— start of Data extract —
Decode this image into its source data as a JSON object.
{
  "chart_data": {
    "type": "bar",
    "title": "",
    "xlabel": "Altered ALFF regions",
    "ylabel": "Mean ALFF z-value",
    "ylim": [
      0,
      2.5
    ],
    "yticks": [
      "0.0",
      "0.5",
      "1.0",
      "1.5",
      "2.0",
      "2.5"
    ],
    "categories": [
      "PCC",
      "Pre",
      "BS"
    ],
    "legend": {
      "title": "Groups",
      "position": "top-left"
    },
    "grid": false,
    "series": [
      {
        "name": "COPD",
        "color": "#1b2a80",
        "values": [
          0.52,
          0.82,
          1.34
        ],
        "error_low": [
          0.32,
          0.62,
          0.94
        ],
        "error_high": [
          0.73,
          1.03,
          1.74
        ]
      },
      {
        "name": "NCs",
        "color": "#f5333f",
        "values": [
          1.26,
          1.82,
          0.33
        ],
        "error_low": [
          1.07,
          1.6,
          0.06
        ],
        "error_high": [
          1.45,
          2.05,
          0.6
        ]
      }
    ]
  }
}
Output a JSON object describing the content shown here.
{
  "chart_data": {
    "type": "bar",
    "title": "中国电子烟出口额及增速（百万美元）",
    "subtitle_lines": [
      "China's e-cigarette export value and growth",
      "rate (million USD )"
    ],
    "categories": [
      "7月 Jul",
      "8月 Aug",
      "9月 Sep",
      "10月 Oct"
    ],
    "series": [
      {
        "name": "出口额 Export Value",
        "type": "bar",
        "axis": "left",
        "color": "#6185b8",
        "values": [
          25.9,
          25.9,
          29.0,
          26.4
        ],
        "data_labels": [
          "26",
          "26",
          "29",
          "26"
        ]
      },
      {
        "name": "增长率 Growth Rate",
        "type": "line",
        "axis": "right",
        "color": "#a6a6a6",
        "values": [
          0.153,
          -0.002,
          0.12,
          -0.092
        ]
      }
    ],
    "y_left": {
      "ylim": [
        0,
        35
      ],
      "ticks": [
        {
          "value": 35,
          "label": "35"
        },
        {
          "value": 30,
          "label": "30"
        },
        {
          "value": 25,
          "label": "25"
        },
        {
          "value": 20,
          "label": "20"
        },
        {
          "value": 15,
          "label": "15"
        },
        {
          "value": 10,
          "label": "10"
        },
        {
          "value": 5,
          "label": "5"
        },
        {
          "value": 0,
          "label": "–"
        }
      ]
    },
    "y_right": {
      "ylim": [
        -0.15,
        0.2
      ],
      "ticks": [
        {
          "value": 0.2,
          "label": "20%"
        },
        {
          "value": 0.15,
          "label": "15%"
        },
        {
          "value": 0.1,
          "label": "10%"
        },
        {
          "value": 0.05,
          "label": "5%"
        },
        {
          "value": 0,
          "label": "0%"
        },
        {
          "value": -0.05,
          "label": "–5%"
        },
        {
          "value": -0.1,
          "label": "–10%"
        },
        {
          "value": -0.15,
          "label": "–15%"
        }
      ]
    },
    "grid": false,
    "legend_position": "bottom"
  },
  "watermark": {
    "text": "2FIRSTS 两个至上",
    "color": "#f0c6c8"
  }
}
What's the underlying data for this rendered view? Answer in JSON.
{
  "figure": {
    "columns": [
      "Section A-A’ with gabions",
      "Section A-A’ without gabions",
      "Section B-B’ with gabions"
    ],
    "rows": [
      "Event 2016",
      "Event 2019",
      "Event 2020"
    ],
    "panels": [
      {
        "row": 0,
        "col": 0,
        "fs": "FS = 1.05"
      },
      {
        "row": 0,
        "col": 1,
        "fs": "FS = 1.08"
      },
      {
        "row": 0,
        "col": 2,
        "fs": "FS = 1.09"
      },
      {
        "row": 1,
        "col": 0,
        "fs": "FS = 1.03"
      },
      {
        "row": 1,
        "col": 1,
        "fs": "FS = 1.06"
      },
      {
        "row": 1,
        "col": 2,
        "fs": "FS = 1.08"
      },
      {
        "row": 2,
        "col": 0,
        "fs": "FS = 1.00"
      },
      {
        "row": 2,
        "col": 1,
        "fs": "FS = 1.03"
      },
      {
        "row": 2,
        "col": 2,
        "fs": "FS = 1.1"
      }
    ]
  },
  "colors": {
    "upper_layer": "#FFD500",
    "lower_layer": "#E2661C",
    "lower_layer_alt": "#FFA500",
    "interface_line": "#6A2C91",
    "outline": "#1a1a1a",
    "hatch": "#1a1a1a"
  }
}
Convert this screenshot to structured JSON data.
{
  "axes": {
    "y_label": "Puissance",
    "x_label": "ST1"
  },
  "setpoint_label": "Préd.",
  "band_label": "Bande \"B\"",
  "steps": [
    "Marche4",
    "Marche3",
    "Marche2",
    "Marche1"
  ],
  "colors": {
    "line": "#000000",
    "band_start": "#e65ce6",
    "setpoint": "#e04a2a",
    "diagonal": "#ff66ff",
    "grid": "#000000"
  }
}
— end of Data extract —
_Exercise objective_
Reproduce every record above exactly as it appears.

_Answer to this exercise_
Decode this image into its source data as a JSON object.
{
  "chart_data": {
    "type": "bar",
    "title": "",
    "xlabel": "Altered ALFF regions",
    "ylabel": "Mean ALFF z-value",
    "ylim": [
      0,
      2.5
    ],
    "yticks": [
      "0.0",
      "0.5",
      "1.0",
      "1.5",
      "2.0",
      "2.5"
    ],
    "categories": [
      "PCC",
      "Pre",
      "BS"
    ],
    "legend": {
      "title": "Groups",
      "position": "top-left"
    },
    "grid": false,
    "series": [
      {
        "name": "COPD",
        "color": "#1b2a80",
        "values": [
          0.52,
          0.82,
          1.34
        ],
        "error_low": [
          0.32,
          0.62,
          0.94
        ],
        "error_high": [
          0.73,
          1.03,
          1.74
        ]
      },
      {
        "name": "NCs",
        "color": "#f5333f",
        "values": [
          1.26,
          1.82,
          0.33
        ],
        "error_low": [
          1.07,
          1.6,
          0.06
        ],
        "error_high": [
          1.45,
          2.05,
          0.6
        ]
      }
    ]
  }
}
Output a JSON object describing the content shown here.
{
  "chart_data": {
    "type": "bar",
    "title": "中国电子烟出口额及增速（百万美元）",
    "subtitle_lines": [
      "China's e-cigarette export value and growth",
      "rate (million USD )"
    ],
    "categories": [
      "7月 Jul",
      "8月 Aug",
      "9月 Sep",
      "10月 Oct"
    ],
    "series": [
      {
        "name": "出口额 Export Value",
        "type": "bar",
        "axis": "left",
        "color": "#6185b8",
        "values": [
          25.9,
          25.9,
          29.0,
          26.4
        ],
        "data_labels": [
          "26",
          "26",
          "29",
          "26"
        ]
      },
      {
        "name": "增长率 Growth Rate",
        "type": "line",
        "axis": "right",
        "color": "#a6a6a6",
        "values": [
          0.153,
          -0.002,
          0.12,
          -0.092
        ]
      }
    ],
    "y_left": {
      "ylim": [
        0,
        35
      ],
      "ticks": [
        {
          "value": 35,
          "label": "35"
        },
        {
          "value": 30,
          "label": "30"
        },
        {
          "value": 25,
          "label": "25"
        },
        {
          "value": 20,
          "label": "20"
        },
        {
          "value": 15,
          "label": "15"
        },
        {
          "value": 10,
          "label": "10"
        },
        {
          "value": 5,
          "label": "5"
        },
        {
          "value": 0,
          "label": "–"
        }
      ]
    },
    "y_right": {
      "ylim": [
        -0.15,
        0.2
      ],
      "ticks": [
        {
          "value": 0.2,
          "label": "20%"
        },
        {
          "value": 0.15,
          "label": "15%"
        },
        {
          "value": 0.1,
          "label": "10%"
        },
        {
          "value": 0.05,
          "label": "5%"
        },
        {
          "value": 0,
          "label": "0%"
        },
        {
          "value": -0.05,
          "label": "–5%"
        },
        {
          "value": -0.1,
          "label": "–10%"
        },
        {
          "value": -0.15,
          "label": "–15%"
        }
      ]
    },
    "grid": false,
    "legend_position": "bottom"
  },
  "watermark": {
    "text": "2FIRSTS 两个至上",
    "color": "#f0c6c8"
  }
}
What's the underlying data for this rendered view? Answer in JSON.
{
  "figure": {
    "columns": [
      "Section A-A’ with gabions",
      "Section A-A’ without gabions",
      "Section B-B’ with gabions"
    ],
    "rows": [
      "Event 2016",
      "Event 2019",
      "Event 2020"
    ],
    "panels": [
      {
        "row": 0,
        "col": 0,
        "fs": "FS = 1.05"
      },
      {
        "row": 0,
        "col": 1,
        "fs": "FS = 1.08"
      },
      {
        "row": 0,
        "col": 2,
        "fs": "FS = 1.09"
      },
      {
        "row": 1,
        "col": 0,
        "fs": "FS = 1.03"
      },
      {
        "row": 1,
        "col": 1,
        "fs": "FS = 1.06"
      },
      {
        "row": 1,
        "col": 2,
        "fs": "FS = 1.08"
      },
      {
        "row": 2,
        "col": 0,
        "fs": "FS = 1.00"
      },
      {
        "row": 2,
        "col": 1,
        "fs": "FS = 1.03"
      },
      {
        "row": 2,
        "col": 2,
        "fs": "FS = 1.1"
      }
    ]
  },
  "colors": {
    "upper_layer": "#FFD500",
    "lower_layer": "#E2661C",
    "lower_layer_alt": "#FFA500",
    "interface_line": "#6A2C91",
    "outline": "#1a1a1a",
    "hatch": "#1a1a1a"
  }
}
Convert this screenshot to structured JSON data.
{
  "axes": {
    "y_label": "Puissance",
    "x_label": "ST1"
  },
  "setpoint_label": "Préd.",
  "band_label": "Bande \"B\"",
  "steps": [
    "Marche4",
    "Marche3",
    "Marche2",
    "Marche1"
  ],
  "colors": {
    "line": "#000000",
    "band_start": "#e65ce6",
    "setpoint": "#e04a2a",
    "diagonal": "#ff66ff",
    "grid": "#000000"
  }
}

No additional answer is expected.